• [Records supplied]
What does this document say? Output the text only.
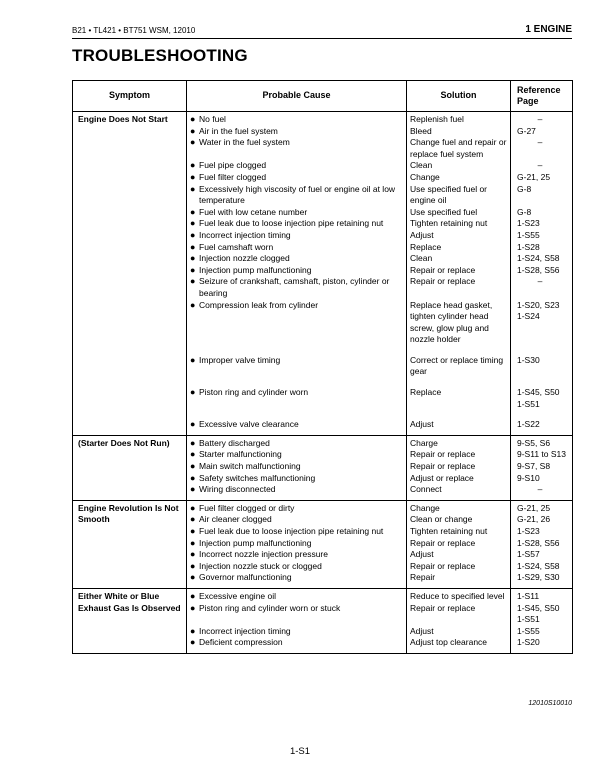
B21 • TL421 • BT751 WSM, 12010	1 ENGINE
TROUBLESHOOTING
Symptom	Probable Cause	Solution	Reference Page
Engine Does Not Start	● No fuel	Replenish fuel	–

	● Air in the fuel system	Bleed	G-27

	● Water in the fuel system	Change fuel and repair or replace fuel system	–

	● Fuel pipe clogged	Clean	–

	● Fuel filter clogged	Change	G-21, 25

	● Excessively high viscosity of fuel or engine oil at low temperature	Use specified fuel or engine oil	G-8

	● Fuel with low cetane number	Use specified fuel	G-8

	● Fuel leak due to loose injection pipe retaining nut	Tighten retaining nut	1-S23

	● Incorrect injection timing	Adjust	1-S55

	● Fuel camshaft worn	Replace	1-S28

	● Injection nozzle clogged	Clean	1-S24, S58

	● Injection pump malfunctioning	Repair or replace	1-S28, S56

	● Seizure of crankshaft, camshaft, piston, cylinder or bearing	Repair or replace	–

	● Compression leak from cylinder	Replace head gasket, tighten cylinder head screw, glow plug and nozzle holder	1-S20, S23 1-S24

	● Improper valve timing	Correct or replace timing gear	1-S30

	● Piston ring and cylinder worn	Replace	1-S45, S50 1-S51

	● Excessive valve clearance	Adjust	1-S22
(Starter Does Not Run)	● Battery discharged	Charge	9-S5, S6

	● Starter malfunctioning	Repair or replace	9-S11 to S13

	● Main switch malfunctioning	Repair or replace	9-S7, S8

	● Safety switches malfunctioning	Adjust or replace	9-S10

	● Wiring disconnected	Connect	–
Engine Revolution Is Not Smooth	● Fuel filter clogged or dirty	Change	G-21, 25

	● Air cleaner clogged	Clean or change	G-21, 26

	● Fuel leak due to loose injection pipe retaining nut	Tighten retaining nut	1-S23

	● Injection pump malfunctioning	Repair or replace	1-S28, S56

	● Incorrect nozzle injection pressure	Adjust	1-S57

	● Injection nozzle stuck or clogged	Repair or replace	1-S24, S58

	● Governor malfunctioning	Repair	1-S29, S30
Either White or Blue Exhaust Gas Is Observed	● Excessive engine oil	Reduce to specified level	1-S11

	● Piston ring and cylinder worn or stuck	Repair or replace	1-S45, S50 1-S51

	● Incorrect injection timing	Adjust	1-S55

	● Deficient compression	Adjust top clearance	1-S20
12010S10010
1-S1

• [What the task asks] Return every line of the records exactly as given, pictures excluded.

• [The completed task]
What does this document say? Output the text only.
B21 • TL421 • BT751 WSM, 12010	1 ENGINE
TROUBLESHOOTING
Symptom	Probable Cause	Solution	Reference Page
Engine Does Not Start	● No fuel	Replenish fuel	–

	● Air in the fuel system	Bleed	G-27

	● Water in the fuel system	Change fuel and repair or replace fuel system	–

	● Fuel pipe clogged	Clean	–

	● Fuel filter clogged	Change	G-21, 25

	● Excessively high viscosity of fuel or engine oil at low temperature	Use specified fuel or engine oil	G-8

	● Fuel with low cetane number	Use specified fuel	G-8

	● Fuel leak due to loose injection pipe retaining nut	Tighten retaining nut	1-S23

	● Incorrect injection timing	Adjust	1-S55

	● Fuel camshaft worn	Replace	1-S28

	● Injection nozzle clogged	Clean	1-S24, S58

	● Injection pump malfunctioning	Repair or replace	1-S28, S56

	● Seizure of crankshaft, camshaft, piston, cylinder or bearing	Repair or replace	–

	● Compression leak from cylinder	Replace head gasket, tighten cylinder head screw, glow plug and nozzle holder	1-S20, S23 1-S24

	● Improper valve timing	Correct or replace timing gear	1-S30

	● Piston ring and cylinder worn	Replace	1-S45, S50 1-S51

	● Excessive valve clearance	Adjust	1-S22
(Starter Does Not Run)	● Battery discharged	Charge	9-S5, S6

	● Starter malfunctioning	Repair or replace	9-S11 to S13

	● Main switch malfunctioning	Repair or replace	9-S7, S8

	● Safety switches malfunctioning	Adjust or replace	9-S10

	● Wiring disconnected	Connect	–
Engine Revolution Is Not Smooth	● Fuel filter clogged or dirty	Change	G-21, 25

	● Air cleaner clogged	Clean or change	G-21, 26

	● Fuel leak due to loose injection pipe retaining nut	Tighten retaining nut	1-S23

	● Injection pump malfunctioning	Repair or replace	1-S28, S56

	● Incorrect nozzle injection pressure	Adjust	1-S57

	● Injection nozzle stuck or clogged	Repair or replace	1-S24, S58

	● Governor malfunctioning	Repair	1-S29, S30
Either White or Blue Exhaust Gas Is Observed	● Excessive engine oil	Reduce to specified level	1-S11

	● Piston ring and cylinder worn or stuck	Repair or replace	1-S45, S50 1-S51

	● Incorrect injection timing	Adjust	1-S55

	● Deficient compression	Adjust top clearance	1-S20
12010S10010
1-S1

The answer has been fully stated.